Problem details ▸ Copy all of the material exactly. Pictures are not to appear in the copy.

Rows ▸
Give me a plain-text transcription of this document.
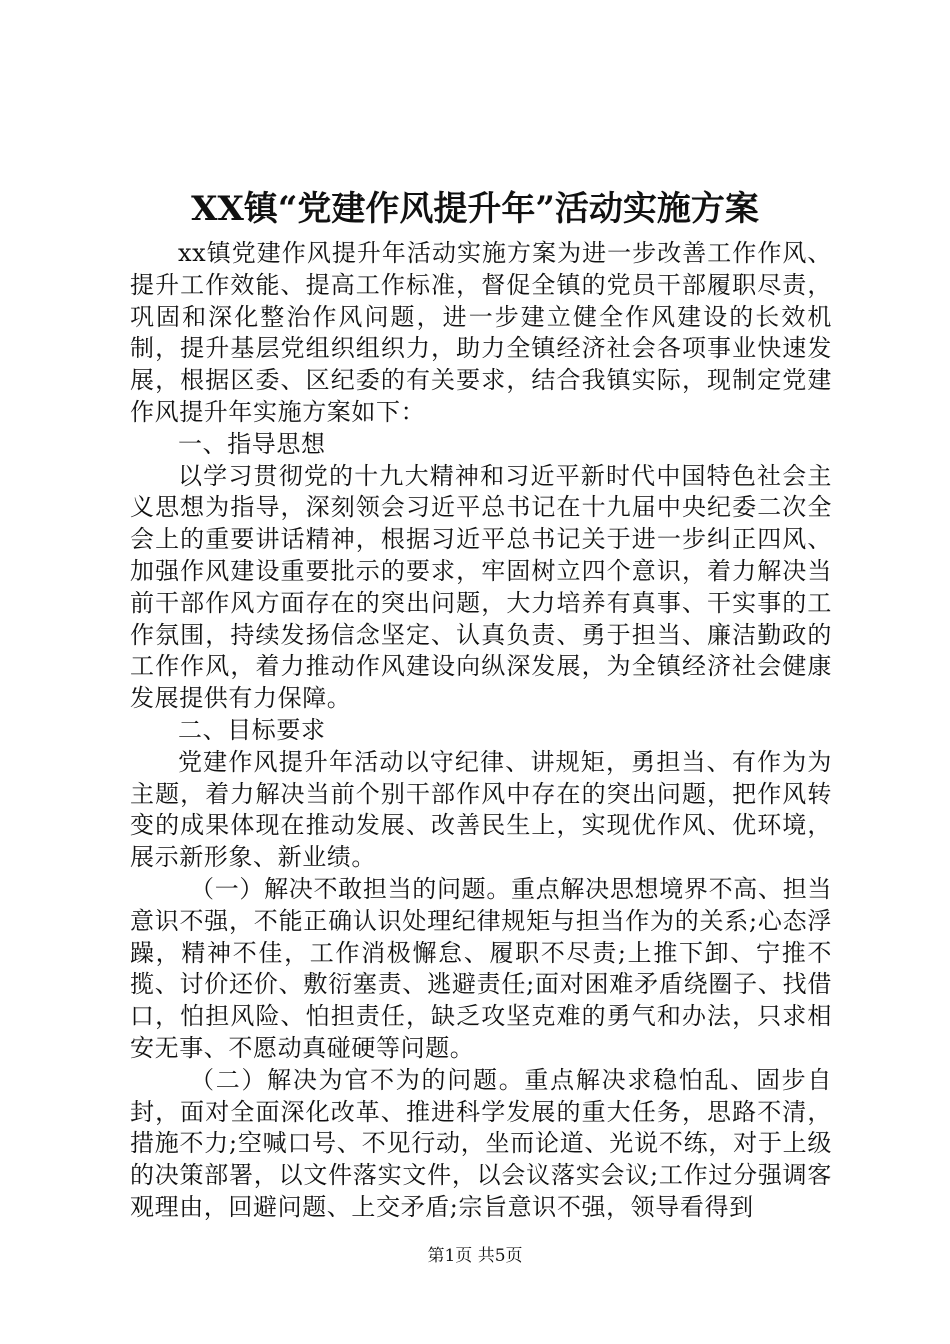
XX镇“党建作风提升年”活动实施方案

xx镇党建作风提升年活动实施方案为进一步改善工作作风、提升工作效能、提高工作标准，督促全镇的党员干部履职尽责，巩固和深化整治作风问题，进一步建立健全作风建设的长效机制，提升基层党组织组织力，助力全镇经济社会各项事业快速发展，根据区委、区纪委的有关要求，结合我镇实际，现制定党建作风提升年实施方案如下：

一、指导思想

以学习贯彻党的十九大精神和习近平新时代中国特色社会主义思想为指导，深刻领会习近平总书记在十九届中央纪委二次全会上的重要讲话精神，根据习近平总书记关于进一步纠正四风、加强作风建设重要批示的要求，牢固树立四个意识，着力解决当前干部作风方面存在的突出问题，大力培养有真事、干实事的工作氛围，持续发扬信念坚定、认真负责、勇于担当、廉洁勤政的工作作风，着力推动作风建设向纵深发展，为全镇经济社会健康发展提供有力保障。

二、目标要求

党建作风提升年活动以守纪律、讲规矩，勇担当、有作为为主题，着力解决当前个别干部作风中存在的突出问题，把作风转变的成果体现在推动发展、改善民生上，实现优作风、优环境，展示新形象、新业绩。

（一）解决不敢担当的问题。重点解决思想境界不高、担当意识不强，不能正确认识处理纪律规矩与担当作为的关系;心态浮躁，精神不佳，工作消极懈怠、履职不尽责;上推下卸、宁推不揽、讨价还价、敷衍塞责、逃避责任;面对困难矛盾绕圈子、找借口，怕担风险、怕担责任，缺乏攻坚克难的勇气和办法，只求相安无事、不愿动真碰硬等问题。

（二）解决为官不为的问题。重点解决求稳怕乱、固步自封，面对全面深化改革、推进科学发展的重大任务，思路不清，措施不力;空喊口号、不见行动，坐而论道、光说不练，对于上级的决策部署，以文件落实文件，以会议落实会议;工作过分强调客观理由，回避问题、上交矛盾;宗旨意识不强，领导看得到

第1页 共5页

Output for this exercise ▸
Give me a plain-text transcription of this document.
XX镇“党建作风提升年”活动实施方案

xx镇党建作风提升年活动实施方案为进一步改善工作作风、提升工作效能、提高工作标准，督促全镇的党员干部履职尽责，巩固和深化整治作风问题，进一步建立健全作风建设的长效机制，提升基层党组织组织力，助力全镇经济社会各项事业快速发展，根据区委、区纪委的有关要求，结合我镇实际，现制定党建作风提升年实施方案如下：

一、指导思想

以学习贯彻党的十九大精神和习近平新时代中国特色社会主义思想为指导，深刻领会习近平总书记在十九届中央纪委二次全会上的重要讲话精神，根据习近平总书记关于进一步纠正四风、加强作风建设重要批示的要求，牢固树立四个意识，着力解决当前干部作风方面存在的突出问题，大力培养有真事、干实事的工作氛围，持续发扬信念坚定、认真负责、勇于担当、廉洁勤政的工作作风，着力推动作风建设向纵深发展，为全镇经济社会健康发展提供有力保障。

二、目标要求

党建作风提升年活动以守纪律、讲规矩，勇担当、有作为为主题，着力解决当前个别干部作风中存在的突出问题，把作风转变的成果体现在推动发展、改善民生上，实现优作风、优环境，展示新形象、新业绩。

（一）解决不敢担当的问题。重点解决思想境界不高、担当意识不强，不能正确认识处理纪律规矩与担当作为的关系;心态浮躁，精神不佳，工作消极懈怠、履职不尽责;上推下卸、宁推不揽、讨价还价、敷衍塞责、逃避责任;面对困难矛盾绕圈子、找借口，怕担风险、怕担责任，缺乏攻坚克难的勇气和办法，只求相安无事、不愿动真碰硬等问题。

（二）解决为官不为的问题。重点解决求稳怕乱、固步自封，面对全面深化改革、推进科学发展的重大任务，思路不清，措施不力;空喊口号、不见行动，坐而论道、光说不练，对于上级的决策部署，以文件落实文件，以会议落实会议;工作过分强调客观理由，回避问题、上交矛盾;宗旨意识不强，领导看得到

第1页 共5页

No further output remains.